Set down each line of the material that follows, exactly, with no pictures.

==*==

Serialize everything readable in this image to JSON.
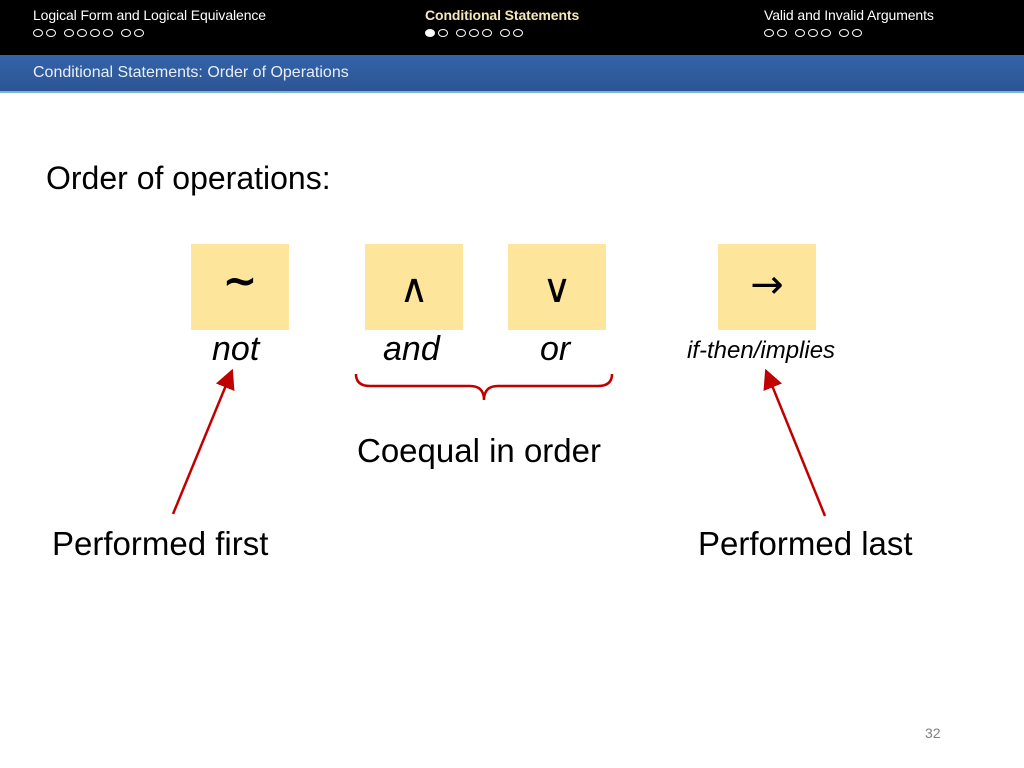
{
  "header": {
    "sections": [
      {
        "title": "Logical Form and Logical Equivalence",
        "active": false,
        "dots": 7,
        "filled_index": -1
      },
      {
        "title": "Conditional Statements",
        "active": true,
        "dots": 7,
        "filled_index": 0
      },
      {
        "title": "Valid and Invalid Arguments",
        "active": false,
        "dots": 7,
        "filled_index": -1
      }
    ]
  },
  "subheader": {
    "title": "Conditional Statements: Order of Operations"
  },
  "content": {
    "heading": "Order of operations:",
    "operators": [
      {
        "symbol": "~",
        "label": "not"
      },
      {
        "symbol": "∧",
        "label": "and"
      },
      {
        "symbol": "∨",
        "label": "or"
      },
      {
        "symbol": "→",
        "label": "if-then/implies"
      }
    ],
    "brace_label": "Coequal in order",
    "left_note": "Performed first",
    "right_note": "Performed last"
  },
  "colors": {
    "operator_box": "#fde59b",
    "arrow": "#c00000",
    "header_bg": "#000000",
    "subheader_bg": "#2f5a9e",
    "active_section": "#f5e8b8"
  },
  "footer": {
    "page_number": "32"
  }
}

==*==

→ Response for this exercise
Serialize everything readable in this image to JSON.
{
  "header": {
    "sections": [
      {
        "title": "Logical Form and Logical Equivalence",
        "active": false,
        "dots": 7,
        "filled_index": -1
      },
      {
        "title": "Conditional Statements",
        "active": true,
        "dots": 7,
        "filled_index": 0
      },
      {
        "title": "Valid and Invalid Arguments",
        "active": false,
        "dots": 7,
        "filled_index": -1
      }
    ]
  },
  "subheader": {
    "title": "Conditional Statements: Order of Operations"
  },
  "content": {
    "heading": "Order of operations:",
    "operators": [
      {
        "symbol": "~",
        "label": "not"
      },
      {
        "symbol": "∧",
        "label": "and"
      },
      {
        "symbol": "∨",
        "label": "or"
      },
      {
        "symbol": "→",
        "label": "if-then/implies"
      }
    ],
    "brace_label": "Coequal in order",
    "left_note": "Performed first",
    "right_note": "Performed last"
  },
  "colors": {
    "operator_box": "#fde59b",
    "arrow": "#c00000",
    "header_bg": "#000000",
    "subheader_bg": "#2f5a9e",
    "active_section": "#f5e8b8"
  },
  "footer": {
    "page_number": "32"
  }
}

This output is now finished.